**Aim of the exercise:** Read the data and repeat it in full, exactly.

**Records for the exercise:**
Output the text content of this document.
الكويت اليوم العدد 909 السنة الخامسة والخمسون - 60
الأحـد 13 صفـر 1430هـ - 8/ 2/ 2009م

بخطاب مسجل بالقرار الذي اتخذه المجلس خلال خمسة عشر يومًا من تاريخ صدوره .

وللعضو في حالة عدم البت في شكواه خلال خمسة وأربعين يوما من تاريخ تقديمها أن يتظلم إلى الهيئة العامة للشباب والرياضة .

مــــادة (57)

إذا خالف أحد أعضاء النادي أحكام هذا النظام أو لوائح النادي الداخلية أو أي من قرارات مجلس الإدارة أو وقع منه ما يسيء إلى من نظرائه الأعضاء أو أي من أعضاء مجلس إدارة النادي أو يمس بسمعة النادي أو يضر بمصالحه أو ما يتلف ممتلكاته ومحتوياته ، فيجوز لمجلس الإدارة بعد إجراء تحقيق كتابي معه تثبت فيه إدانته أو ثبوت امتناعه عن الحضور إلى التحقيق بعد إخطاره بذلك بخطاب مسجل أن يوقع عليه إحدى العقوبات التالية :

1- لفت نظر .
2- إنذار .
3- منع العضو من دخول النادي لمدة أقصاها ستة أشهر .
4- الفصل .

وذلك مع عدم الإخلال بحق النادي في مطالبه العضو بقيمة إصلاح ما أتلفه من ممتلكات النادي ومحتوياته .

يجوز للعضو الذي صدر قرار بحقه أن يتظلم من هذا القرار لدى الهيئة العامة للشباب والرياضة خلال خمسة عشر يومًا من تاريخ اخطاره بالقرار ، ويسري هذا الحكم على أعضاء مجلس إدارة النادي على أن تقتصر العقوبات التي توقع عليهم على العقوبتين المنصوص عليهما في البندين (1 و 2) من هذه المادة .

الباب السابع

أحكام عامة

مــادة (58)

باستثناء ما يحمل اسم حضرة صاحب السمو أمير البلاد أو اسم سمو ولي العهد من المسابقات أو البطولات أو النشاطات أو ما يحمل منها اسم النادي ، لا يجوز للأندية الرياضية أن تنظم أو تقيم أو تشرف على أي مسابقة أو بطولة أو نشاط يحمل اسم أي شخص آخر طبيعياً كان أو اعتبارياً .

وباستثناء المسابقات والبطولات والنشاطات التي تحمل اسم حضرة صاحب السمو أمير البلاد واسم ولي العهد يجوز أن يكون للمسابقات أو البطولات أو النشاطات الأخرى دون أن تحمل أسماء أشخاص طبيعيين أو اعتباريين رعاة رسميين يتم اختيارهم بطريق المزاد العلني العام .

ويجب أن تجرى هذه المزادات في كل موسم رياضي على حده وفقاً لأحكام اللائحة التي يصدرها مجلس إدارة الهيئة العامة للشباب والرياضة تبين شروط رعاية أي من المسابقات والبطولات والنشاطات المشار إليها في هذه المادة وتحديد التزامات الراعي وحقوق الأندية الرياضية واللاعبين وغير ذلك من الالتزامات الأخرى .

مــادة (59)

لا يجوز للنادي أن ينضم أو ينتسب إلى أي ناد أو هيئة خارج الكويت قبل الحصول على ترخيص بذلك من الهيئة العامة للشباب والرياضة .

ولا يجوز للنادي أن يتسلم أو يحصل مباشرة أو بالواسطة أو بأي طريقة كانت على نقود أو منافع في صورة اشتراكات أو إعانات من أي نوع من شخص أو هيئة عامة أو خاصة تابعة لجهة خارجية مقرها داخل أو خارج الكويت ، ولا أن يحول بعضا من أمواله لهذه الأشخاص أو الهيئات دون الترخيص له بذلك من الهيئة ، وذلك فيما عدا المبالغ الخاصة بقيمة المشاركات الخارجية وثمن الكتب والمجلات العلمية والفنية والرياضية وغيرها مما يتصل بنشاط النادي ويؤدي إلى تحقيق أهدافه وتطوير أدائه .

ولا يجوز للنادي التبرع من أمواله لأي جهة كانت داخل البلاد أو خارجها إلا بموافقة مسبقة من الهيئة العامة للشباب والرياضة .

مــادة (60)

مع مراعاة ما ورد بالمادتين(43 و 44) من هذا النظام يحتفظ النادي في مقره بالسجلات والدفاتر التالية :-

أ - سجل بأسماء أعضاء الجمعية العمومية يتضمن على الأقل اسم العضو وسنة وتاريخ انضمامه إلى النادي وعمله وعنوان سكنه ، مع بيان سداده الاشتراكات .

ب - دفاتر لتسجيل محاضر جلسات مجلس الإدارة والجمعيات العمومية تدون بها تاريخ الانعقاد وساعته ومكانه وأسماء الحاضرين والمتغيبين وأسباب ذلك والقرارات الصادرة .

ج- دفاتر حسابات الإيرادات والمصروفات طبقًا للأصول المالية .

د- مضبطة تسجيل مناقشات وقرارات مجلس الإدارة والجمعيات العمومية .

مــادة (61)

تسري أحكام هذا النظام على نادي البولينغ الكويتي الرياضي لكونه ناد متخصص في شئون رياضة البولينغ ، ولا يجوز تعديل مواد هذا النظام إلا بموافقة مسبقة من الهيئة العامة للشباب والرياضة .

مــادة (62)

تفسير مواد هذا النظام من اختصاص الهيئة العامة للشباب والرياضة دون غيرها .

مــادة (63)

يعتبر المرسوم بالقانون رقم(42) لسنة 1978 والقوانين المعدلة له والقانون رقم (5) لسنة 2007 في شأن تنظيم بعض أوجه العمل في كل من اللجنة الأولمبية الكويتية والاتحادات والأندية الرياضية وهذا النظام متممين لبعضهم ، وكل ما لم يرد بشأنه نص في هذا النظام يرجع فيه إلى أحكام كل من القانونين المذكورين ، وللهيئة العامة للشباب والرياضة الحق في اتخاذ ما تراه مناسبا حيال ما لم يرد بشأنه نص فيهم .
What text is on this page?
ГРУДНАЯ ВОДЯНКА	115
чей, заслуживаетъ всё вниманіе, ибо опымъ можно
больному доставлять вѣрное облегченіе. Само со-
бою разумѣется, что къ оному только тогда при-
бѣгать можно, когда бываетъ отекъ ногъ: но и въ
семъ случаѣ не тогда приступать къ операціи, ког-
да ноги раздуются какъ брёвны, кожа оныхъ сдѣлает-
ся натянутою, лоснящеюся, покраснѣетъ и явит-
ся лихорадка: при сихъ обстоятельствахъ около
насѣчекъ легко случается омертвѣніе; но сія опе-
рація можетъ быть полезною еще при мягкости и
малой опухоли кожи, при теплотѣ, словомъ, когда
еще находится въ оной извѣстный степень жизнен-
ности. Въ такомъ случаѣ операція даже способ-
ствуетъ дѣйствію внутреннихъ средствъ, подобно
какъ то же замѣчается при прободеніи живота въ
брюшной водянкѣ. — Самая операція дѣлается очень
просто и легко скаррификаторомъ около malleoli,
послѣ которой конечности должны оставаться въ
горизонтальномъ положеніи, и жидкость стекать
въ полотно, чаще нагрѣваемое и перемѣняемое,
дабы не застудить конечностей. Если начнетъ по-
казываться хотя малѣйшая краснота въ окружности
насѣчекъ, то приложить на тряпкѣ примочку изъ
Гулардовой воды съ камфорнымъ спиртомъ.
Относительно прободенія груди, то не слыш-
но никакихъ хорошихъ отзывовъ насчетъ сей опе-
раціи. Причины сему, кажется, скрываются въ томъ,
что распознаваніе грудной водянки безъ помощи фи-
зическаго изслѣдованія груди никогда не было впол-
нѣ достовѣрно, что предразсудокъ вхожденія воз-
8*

**Result of the exercise:**
Output the text content of this document.
الكويت اليوم العدد 909 السنة الخامسة والخمسون - 60
الأحـد 13 صفـر 1430هـ - 8/ 2/ 2009م

بخطاب مسجل بالقرار الذي اتخذه المجلس خلال خمسة عشر يومًا من تاريخ صدوره .

وللعضو في حالة عدم البت في شكواه خلال خمسة وأربعين يوما من تاريخ تقديمها أن يتظلم إلى الهيئة العامة للشباب والرياضة .

مــــادة (57)

إذا خالف أحد أعضاء النادي أحكام هذا النظام أو لوائح النادي الداخلية أو أي من قرارات مجلس الإدارة أو وقع منه ما يسيء إلى من نظرائه الأعضاء أو أي من أعضاء مجلس إدارة النادي أو يمس بسمعة النادي أو يضر بمصالحه أو ما يتلف ممتلكاته ومحتوياته ، فيجوز لمجلس الإدارة بعد إجراء تحقيق كتابي معه تثبت فيه إدانته أو ثبوت امتناعه عن الحضور إلى التحقيق بعد إخطاره بذلك بخطاب مسجل أن يوقع عليه إحدى العقوبات التالية :

1- لفت نظر .
2- إنذار .
3- منع العضو من دخول النادي لمدة أقصاها ستة أشهر .
4- الفصل .

وذلك مع عدم الإخلال بحق النادي في مطالبه العضو بقيمة إصلاح ما أتلفه من ممتلكات النادي ومحتوياته .

يجوز للعضو الذي صدر قرار بحقه أن يتظلم من هذا القرار لدى الهيئة العامة للشباب والرياضة خلال خمسة عشر يومًا من تاريخ اخطاره بالقرار ، ويسري هذا الحكم على أعضاء مجلس إدارة النادي على أن تقتصر العقوبات التي توقع عليهم على العقوبتين المنصوص عليهما في البندين (1 و 2) من هذه المادة .

الباب السابع

أحكام عامة

مــادة (58)

باستثناء ما يحمل اسم حضرة صاحب السمو أمير البلاد أو اسم سمو ولي العهد من المسابقات أو البطولات أو النشاطات أو ما يحمل منها اسم النادي ، لا يجوز للأندية الرياضية أن تنظم أو تقيم أو تشرف على أي مسابقة أو بطولة أو نشاط يحمل اسم أي شخص آخر طبيعياً كان أو اعتبارياً .

وباستثناء المسابقات والبطولات والنشاطات التي تحمل اسم حضرة صاحب السمو أمير البلاد واسم ولي العهد يجوز أن يكون للمسابقات أو البطولات أو النشاطات الأخرى دون أن تحمل أسماء أشخاص طبيعيين أو اعتباريين رعاة رسميين يتم اختيارهم بطريق المزاد العلني العام .

ويجب أن تجرى هذه المزادات في كل موسم رياضي على حده وفقاً لأحكام اللائحة التي يصدرها مجلس إدارة الهيئة العامة للشباب والرياضة تبين شروط رعاية أي من المسابقات والبطولات والنشاطات المشار إليها في هذه المادة وتحديد التزامات الراعي وحقوق الأندية الرياضية واللاعبين وغير ذلك من الالتزامات الأخرى .

مــادة (59)

لا يجوز للنادي أن ينضم أو ينتسب إلى أي ناد أو هيئة خارج الكويت قبل الحصول على ترخيص بذلك من الهيئة العامة للشباب والرياضة .

ولا يجوز للنادي أن يتسلم أو يحصل مباشرة أو بالواسطة أو بأي طريقة كانت على نقود أو منافع في صورة اشتراكات أو إعانات من أي نوع من شخص أو هيئة عامة أو خاصة تابعة لجهة خارجية مقرها داخل أو خارج الكويت ، ولا أن يحول بعضا من أمواله لهذه الأشخاص أو الهيئات دون الترخيص له بذلك من الهيئة ، وذلك فيما عدا المبالغ الخاصة بقيمة المشاركات الخارجية وثمن الكتب والمجلات العلمية والفنية والرياضية وغيرها مما يتصل بنشاط النادي ويؤدي إلى تحقيق أهدافه وتطوير أدائه .

ولا يجوز للنادي التبرع من أمواله لأي جهة كانت داخل البلاد أو خارجها إلا بموافقة مسبقة من الهيئة العامة للشباب والرياضة .

مــادة (60)

مع مراعاة ما ورد بالمادتين(43 و 44) من هذا النظام يحتفظ النادي في مقره بالسجلات والدفاتر التالية :-

أ - سجل بأسماء أعضاء الجمعية العمومية يتضمن على الأقل اسم العضو وسنة وتاريخ انضمامه إلى النادي وعمله وعنوان سكنه ، مع بيان سداده الاشتراكات .

ب - دفاتر لتسجيل محاضر جلسات مجلس الإدارة والجمعيات العمومية تدون بها تاريخ الانعقاد وساعته ومكانه وأسماء الحاضرين والمتغيبين وأسباب ذلك والقرارات الصادرة .

ج- دفاتر حسابات الإيرادات والمصروفات طبقًا للأصول المالية .

د- مضبطة تسجيل مناقشات وقرارات مجلس الإدارة والجمعيات العمومية .

مــادة (61)

تسري أحكام هذا النظام على نادي البولينغ الكويتي الرياضي لكونه ناد متخصص في شئون رياضة البولينغ ، ولا يجوز تعديل مواد هذا النظام إلا بموافقة مسبقة من الهيئة العامة للشباب والرياضة .

مــادة (62)

تفسير مواد هذا النظام من اختصاص الهيئة العامة للشباب والرياضة دون غيرها .

مــادة (63)

يعتبر المرسوم بالقانون رقم(42) لسنة 1978 والقوانين المعدلة له والقانون رقم (5) لسنة 2007 في شأن تنظيم بعض أوجه العمل في كل من اللجنة الأولمبية الكويتية والاتحادات والأندية الرياضية وهذا النظام متممين لبعضهم ، وكل ما لم يرد بشأنه نص في هذا النظام يرجع فيه إلى أحكام كل من القانونين المذكورين ، وللهيئة العامة للشباب والرياضة الحق في اتخاذ ما تراه مناسبا حيال ما لم يرد بشأنه نص فيهم .
What text is on this page?
ГРУДНАЯ ВОДЯНКА	115
чей, заслуживаетъ всё вниманіе, ибо опымъ можно
больному доставлять вѣрное облегченіе. Само со-
бою разумѣется, что къ оному только тогда при-
бѣгать можно, когда бываетъ отекъ ногъ: но и въ
семъ случаѣ не тогда приступать къ операціи, ког-
да ноги раздуются какъ брёвны, кожа оныхъ сдѣлает-
ся натянутою, лоснящеюся, покраснѣетъ и явит-
ся лихорадка: при сихъ обстоятельствахъ около
насѣчекъ легко случается омертвѣніе; но сія опе-
рація можетъ быть полезною еще при мягкости и
малой опухоли кожи, при теплотѣ, словомъ, когда
еще находится въ оной извѣстный степень жизнен-
ности. Въ такомъ случаѣ операція даже способ-
ствуетъ дѣйствію внутреннихъ средствъ, подобно
какъ то же замѣчается при прободеніи живота въ
брюшной водянкѣ. — Самая операція дѣлается очень
просто и легко скаррификаторомъ около malleoli,
послѣ которой конечности должны оставаться въ
горизонтальномъ положеніи, и жидкость стекать
въ полотно, чаще нагрѣваемое и перемѣняемое,
дабы не застудить конечностей. Если начнетъ по-
казываться хотя малѣйшая краснота въ окружности
насѣчекъ, то приложить на тряпкѣ примочку изъ
Гулардовой воды съ камфорнымъ спиртомъ.
Относительно прободенія груди, то не слыш-
но никакихъ хорошихъ отзывовъ насчетъ сей опе-
раціи. Причины сему, кажется, скрываются въ томъ,
что распознаваніе грудной водянки безъ помощи фи-
зическаго изслѣдованія груди никогда не было впол-
нѣ достовѣрно, что предразсудокъ вхожденія воз-
8*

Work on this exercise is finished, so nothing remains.